▶ **MATERIAL FOR THE TASK**:
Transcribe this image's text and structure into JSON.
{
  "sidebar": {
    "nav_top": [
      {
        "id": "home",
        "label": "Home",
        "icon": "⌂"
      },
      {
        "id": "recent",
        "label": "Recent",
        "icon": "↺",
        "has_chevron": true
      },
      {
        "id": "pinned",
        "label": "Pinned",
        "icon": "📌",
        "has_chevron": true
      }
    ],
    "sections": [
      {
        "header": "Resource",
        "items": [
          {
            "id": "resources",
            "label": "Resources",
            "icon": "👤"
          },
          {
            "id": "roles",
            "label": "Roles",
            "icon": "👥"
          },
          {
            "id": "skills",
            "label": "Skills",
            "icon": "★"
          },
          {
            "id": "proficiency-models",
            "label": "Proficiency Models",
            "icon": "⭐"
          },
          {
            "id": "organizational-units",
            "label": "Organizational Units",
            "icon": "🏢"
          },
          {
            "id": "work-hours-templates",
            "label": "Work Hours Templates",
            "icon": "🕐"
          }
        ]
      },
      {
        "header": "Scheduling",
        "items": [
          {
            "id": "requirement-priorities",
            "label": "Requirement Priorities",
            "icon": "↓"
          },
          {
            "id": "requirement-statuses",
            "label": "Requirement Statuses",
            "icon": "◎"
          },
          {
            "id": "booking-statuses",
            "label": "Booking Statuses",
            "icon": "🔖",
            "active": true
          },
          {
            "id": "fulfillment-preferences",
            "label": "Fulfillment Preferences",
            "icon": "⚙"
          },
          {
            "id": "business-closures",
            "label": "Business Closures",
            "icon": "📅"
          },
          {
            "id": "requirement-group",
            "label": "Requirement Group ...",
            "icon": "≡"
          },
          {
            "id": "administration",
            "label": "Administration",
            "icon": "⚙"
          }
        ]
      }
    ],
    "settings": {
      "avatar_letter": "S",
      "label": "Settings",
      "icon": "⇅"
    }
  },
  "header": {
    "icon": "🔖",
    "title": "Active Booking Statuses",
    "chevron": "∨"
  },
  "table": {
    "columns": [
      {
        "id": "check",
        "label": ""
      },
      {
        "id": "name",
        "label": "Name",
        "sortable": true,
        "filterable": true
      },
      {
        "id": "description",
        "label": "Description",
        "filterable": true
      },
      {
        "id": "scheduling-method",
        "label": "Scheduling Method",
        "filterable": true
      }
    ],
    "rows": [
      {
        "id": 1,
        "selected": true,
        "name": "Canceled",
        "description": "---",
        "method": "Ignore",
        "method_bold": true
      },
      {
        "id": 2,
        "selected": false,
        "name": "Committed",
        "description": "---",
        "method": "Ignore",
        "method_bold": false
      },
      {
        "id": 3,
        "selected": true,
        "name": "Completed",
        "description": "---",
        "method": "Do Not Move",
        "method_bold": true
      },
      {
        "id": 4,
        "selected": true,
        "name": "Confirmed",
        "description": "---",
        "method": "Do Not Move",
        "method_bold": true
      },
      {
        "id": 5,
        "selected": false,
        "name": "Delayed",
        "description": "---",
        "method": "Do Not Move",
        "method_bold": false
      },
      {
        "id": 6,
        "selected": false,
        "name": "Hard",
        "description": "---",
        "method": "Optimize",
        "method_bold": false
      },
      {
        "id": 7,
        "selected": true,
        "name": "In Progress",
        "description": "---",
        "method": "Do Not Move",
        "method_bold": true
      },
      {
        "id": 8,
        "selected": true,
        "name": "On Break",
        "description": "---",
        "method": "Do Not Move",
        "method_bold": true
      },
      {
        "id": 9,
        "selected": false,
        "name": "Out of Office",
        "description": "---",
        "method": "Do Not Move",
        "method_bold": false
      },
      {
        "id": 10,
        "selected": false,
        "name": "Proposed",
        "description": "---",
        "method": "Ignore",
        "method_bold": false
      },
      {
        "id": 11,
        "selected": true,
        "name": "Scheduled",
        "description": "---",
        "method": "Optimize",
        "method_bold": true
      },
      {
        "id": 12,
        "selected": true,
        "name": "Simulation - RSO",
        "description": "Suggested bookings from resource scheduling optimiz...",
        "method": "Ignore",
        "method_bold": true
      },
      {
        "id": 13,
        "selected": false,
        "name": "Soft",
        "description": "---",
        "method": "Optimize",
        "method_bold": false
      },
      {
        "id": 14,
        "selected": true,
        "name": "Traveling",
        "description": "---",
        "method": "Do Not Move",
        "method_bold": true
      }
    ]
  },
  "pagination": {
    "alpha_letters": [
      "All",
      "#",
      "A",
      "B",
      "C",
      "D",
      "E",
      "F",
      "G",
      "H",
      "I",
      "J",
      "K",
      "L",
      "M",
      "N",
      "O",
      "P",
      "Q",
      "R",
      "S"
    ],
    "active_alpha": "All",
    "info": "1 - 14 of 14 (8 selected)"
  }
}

▶ **AIM OF THE EXERCISE**: List every line in the records above that contains the word "header".

▶ **WRITTEN ANSWER**:
        "header": "Resource",
        "header": "Scheduling",
  "header": {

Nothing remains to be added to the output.